- TEXTO DE LEITURA -
<<<<
A segurança em eventos no Brasil, especialmente nos de alta complexidade e magnitude, sempre foi marcada por tensões e sobreposições entre a atuação da segurança pública e da segurança privada. Desde a década de 1970, consolidou-se uma “zona cinzenta”: de um lado, a predominância da polícia no controle de estádios, arenas e espaços culturais; de outro, a necessidade crescente da indústria do entretenimento de contar com empresas privadas para gerir fluxos, riscos e multidões.
Compreender essa zona cinzenta é essencial para delimitar papéis, evitar conflitos de atribuições e garantir maior eficiência e legitimidade na proteção de públicos.
>>>>
- LINHAS FORNECIDAS -
<<<<
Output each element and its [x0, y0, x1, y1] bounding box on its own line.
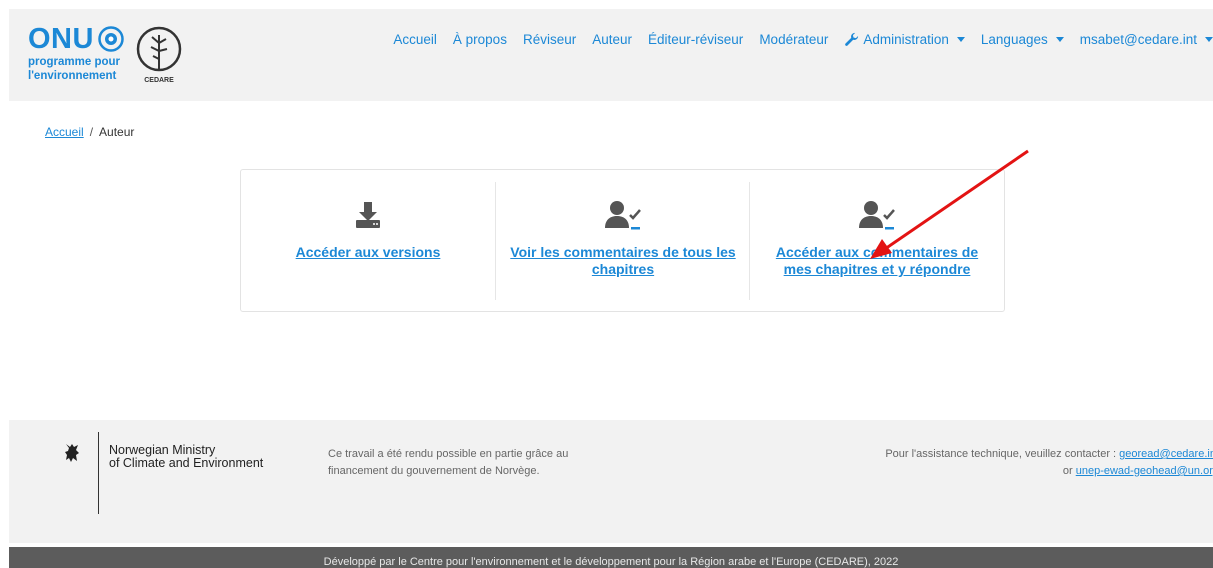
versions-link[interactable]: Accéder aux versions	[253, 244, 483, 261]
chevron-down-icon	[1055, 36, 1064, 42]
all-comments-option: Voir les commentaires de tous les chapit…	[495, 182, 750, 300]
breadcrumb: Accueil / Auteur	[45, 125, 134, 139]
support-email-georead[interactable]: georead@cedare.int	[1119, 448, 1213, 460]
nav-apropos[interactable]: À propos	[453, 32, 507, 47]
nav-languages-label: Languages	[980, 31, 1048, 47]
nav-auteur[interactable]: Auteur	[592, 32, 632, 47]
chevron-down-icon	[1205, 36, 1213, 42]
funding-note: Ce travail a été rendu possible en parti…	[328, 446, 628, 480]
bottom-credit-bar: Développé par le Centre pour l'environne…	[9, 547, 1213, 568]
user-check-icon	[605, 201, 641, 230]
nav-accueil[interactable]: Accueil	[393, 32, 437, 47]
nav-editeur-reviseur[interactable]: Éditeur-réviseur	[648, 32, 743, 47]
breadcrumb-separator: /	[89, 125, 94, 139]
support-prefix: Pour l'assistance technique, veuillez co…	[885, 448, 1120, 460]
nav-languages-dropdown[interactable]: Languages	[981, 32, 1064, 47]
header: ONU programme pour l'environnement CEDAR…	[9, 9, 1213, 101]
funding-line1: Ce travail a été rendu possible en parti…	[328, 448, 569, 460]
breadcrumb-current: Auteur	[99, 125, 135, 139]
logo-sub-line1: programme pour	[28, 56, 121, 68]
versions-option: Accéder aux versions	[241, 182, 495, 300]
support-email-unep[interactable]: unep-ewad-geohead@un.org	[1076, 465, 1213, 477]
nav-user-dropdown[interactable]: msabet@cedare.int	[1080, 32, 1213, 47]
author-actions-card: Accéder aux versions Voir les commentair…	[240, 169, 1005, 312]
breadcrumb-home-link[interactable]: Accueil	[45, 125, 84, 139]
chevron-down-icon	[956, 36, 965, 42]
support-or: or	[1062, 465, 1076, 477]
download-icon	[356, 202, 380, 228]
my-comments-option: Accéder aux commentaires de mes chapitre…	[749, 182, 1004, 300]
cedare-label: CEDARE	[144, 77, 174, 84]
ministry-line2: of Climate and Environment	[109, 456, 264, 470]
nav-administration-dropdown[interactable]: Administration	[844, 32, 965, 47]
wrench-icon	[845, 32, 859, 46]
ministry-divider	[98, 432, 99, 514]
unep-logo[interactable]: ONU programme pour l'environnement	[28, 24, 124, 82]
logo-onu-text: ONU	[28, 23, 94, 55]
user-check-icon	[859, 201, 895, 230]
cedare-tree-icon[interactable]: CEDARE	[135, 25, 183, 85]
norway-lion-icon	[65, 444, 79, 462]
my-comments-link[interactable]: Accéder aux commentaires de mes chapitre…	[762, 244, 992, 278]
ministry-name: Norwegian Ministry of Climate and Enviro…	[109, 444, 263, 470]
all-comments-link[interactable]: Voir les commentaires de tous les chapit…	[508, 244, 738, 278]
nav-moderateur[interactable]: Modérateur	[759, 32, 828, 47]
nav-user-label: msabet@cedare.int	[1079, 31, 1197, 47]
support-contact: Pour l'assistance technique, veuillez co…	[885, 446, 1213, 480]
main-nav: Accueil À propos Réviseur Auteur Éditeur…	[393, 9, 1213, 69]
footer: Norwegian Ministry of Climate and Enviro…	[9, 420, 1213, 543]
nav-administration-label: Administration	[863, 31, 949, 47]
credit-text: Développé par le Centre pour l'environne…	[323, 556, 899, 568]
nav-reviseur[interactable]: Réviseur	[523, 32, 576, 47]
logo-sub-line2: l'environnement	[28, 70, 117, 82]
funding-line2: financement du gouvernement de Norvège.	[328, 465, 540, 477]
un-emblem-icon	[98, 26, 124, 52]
>>>>
<<<<
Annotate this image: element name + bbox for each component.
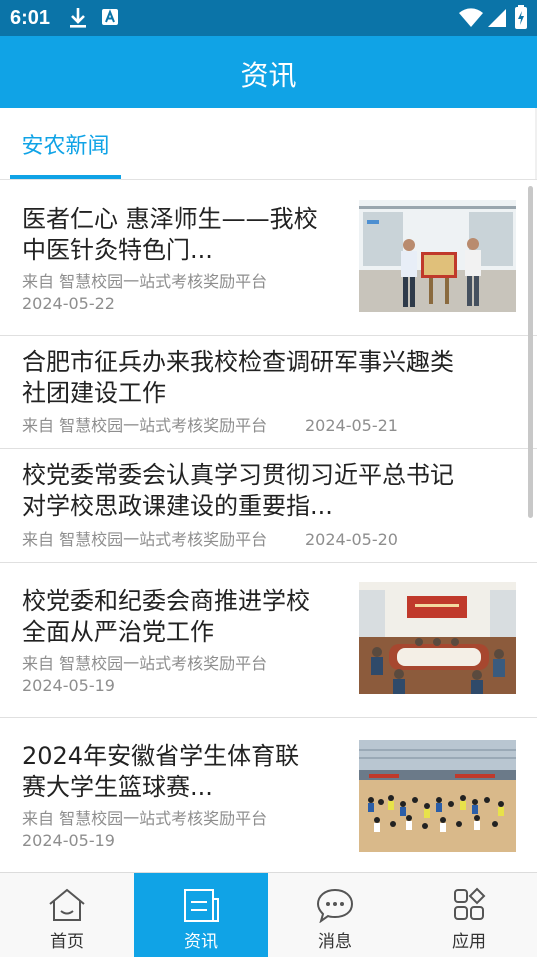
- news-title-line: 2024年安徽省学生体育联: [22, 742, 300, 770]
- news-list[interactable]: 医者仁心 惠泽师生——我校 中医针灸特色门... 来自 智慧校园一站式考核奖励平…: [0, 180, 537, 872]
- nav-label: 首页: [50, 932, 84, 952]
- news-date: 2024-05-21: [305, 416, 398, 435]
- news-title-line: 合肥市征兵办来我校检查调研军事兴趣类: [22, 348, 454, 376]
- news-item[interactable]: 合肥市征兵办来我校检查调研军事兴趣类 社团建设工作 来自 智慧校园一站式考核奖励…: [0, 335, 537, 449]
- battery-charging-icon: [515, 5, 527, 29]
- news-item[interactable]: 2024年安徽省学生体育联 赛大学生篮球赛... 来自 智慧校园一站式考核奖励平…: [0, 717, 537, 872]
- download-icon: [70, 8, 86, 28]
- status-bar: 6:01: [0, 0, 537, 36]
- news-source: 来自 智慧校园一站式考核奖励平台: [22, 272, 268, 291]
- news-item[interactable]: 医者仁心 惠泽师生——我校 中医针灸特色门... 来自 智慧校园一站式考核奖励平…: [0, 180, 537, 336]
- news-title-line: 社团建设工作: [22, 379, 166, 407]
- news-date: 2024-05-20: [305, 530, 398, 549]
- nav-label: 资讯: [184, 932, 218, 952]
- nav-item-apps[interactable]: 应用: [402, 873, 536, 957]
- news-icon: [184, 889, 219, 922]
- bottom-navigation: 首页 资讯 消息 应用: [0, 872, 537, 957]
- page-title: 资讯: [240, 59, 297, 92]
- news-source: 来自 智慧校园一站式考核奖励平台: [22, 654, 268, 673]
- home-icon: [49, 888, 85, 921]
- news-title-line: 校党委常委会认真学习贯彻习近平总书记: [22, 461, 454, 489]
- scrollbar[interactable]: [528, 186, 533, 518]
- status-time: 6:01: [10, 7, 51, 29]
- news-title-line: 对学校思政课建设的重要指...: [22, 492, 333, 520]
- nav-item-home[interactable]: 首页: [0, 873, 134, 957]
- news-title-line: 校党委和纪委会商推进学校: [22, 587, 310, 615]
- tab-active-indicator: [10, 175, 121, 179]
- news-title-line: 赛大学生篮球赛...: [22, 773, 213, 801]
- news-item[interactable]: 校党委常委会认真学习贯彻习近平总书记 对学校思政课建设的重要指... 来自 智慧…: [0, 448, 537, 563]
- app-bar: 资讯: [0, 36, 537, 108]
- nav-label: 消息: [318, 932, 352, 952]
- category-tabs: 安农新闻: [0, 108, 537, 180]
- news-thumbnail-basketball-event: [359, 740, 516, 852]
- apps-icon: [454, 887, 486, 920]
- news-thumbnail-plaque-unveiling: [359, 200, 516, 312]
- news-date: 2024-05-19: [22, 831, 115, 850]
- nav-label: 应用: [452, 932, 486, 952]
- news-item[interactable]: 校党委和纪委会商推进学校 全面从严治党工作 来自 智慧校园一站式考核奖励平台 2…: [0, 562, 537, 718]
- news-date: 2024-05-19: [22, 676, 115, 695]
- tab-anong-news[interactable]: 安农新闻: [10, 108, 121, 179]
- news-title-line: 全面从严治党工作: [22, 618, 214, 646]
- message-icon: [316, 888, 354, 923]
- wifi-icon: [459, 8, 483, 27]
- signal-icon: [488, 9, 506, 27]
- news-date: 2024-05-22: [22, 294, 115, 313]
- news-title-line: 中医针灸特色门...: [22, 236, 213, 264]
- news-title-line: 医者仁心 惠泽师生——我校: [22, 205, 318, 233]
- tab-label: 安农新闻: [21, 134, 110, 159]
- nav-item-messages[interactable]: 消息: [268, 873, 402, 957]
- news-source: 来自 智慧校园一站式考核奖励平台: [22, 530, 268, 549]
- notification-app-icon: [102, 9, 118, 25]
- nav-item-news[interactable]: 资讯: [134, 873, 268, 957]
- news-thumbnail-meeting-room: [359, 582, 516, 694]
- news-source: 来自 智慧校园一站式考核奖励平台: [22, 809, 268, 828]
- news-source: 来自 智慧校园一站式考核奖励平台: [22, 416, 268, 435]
>>>>
- TAREFAS PROPOSTAS -
1. Duplique, sem alterações, o trecho do texto sobre segurança em eventos que começa nas palavras "Compreender essa zona" e termina depois das palavras "proteção de públicos.".
2. Escreva, tal como aparecem, somente as linhas fornecidas que vão da que contém "versions-link[interactable]: Accéder aux" até a que contém "432, 99, 514]", incluindo as duas.
As linhas não têm nenhuma relação com o texto sobre segurança em eventos.

- RESPOSTAS DO EXERCÍCIO -
1.
Compreender essa zona cinzenta é essencial para delimitar papéis, evitar conflitos de atribuições e garantir maior eficiência e legitimidade na proteção de públicos.

2.
versions-link[interactable]: Accéder aux versions	[253, 244, 483, 261]
chevron-down-icon	[1055, 36, 1064, 42]
all-comments-option: Voir les commentaires de tous les chapit…	[495, 182, 750, 300]
breadcrumb: Accueil / Auteur	[45, 125, 134, 139]
support-email-georead[interactable]: georead@cedare.int	[1119, 448, 1213, 460]
nav-apropos[interactable]: À propos	[453, 32, 507, 47]
nav-languages-label: Languages	[980, 31, 1048, 47]
nav-auteur[interactable]: Auteur	[592, 32, 632, 47]
chevron-down-icon	[1205, 36, 1213, 42]
funding-note: Ce travail a été rendu possible en parti…	[328, 446, 628, 480]
bottom-credit-bar: Développé par le Centre pour l'environne…	[9, 547, 1213, 568]
user-check-icon	[605, 201, 641, 230]
nav-accueil[interactable]: Accueil	[393, 32, 437, 47]
nav-editeur-reviseur[interactable]: Éditeur-réviseur	[648, 32, 743, 47]
breadcrumb-separator: /	[89, 125, 94, 139]
support-prefix: Pour l'assistance technique, veuillez co…	[885, 448, 1120, 460]
nav-languages-dropdown[interactable]: Languages	[981, 32, 1064, 47]
header: ONU programme pour l'environnement CEDAR…	[9, 9, 1213, 101]
funding-line1: Ce travail a été rendu possible en parti…	[328, 448, 569, 460]
breadcrumb-current: Auteur	[99, 125, 135, 139]
logo-sub-line1: programme pour	[28, 56, 121, 68]
versions-option: Accéder aux versions	[241, 182, 495, 300]
support-email-unep[interactable]: unep-ewad-geohead@un.org	[1076, 465, 1213, 477]
nav-user-dropdown[interactable]: msabet@cedare.int	[1080, 32, 1213, 47]
author-actions-card: Accéder aux versions Voir les commentair…	[240, 169, 1005, 312]
breadcrumb-home-link[interactable]: Accueil	[45, 125, 84, 139]
chevron-down-icon	[956, 36, 965, 42]
support-or: or	[1062, 465, 1076, 477]
download-icon	[356, 202, 380, 228]
my-comments-option: Accéder aux commentaires de mes chapitre…	[749, 182, 1004, 300]
cedare-label: CEDARE	[144, 77, 174, 84]
ministry-line2: of Climate and Environment	[109, 456, 264, 470]
nav-administration-dropdown[interactable]: Administration	[844, 32, 965, 47]
wrench-icon	[845, 32, 859, 46]
ministry-divider	[98, 432, 99, 514]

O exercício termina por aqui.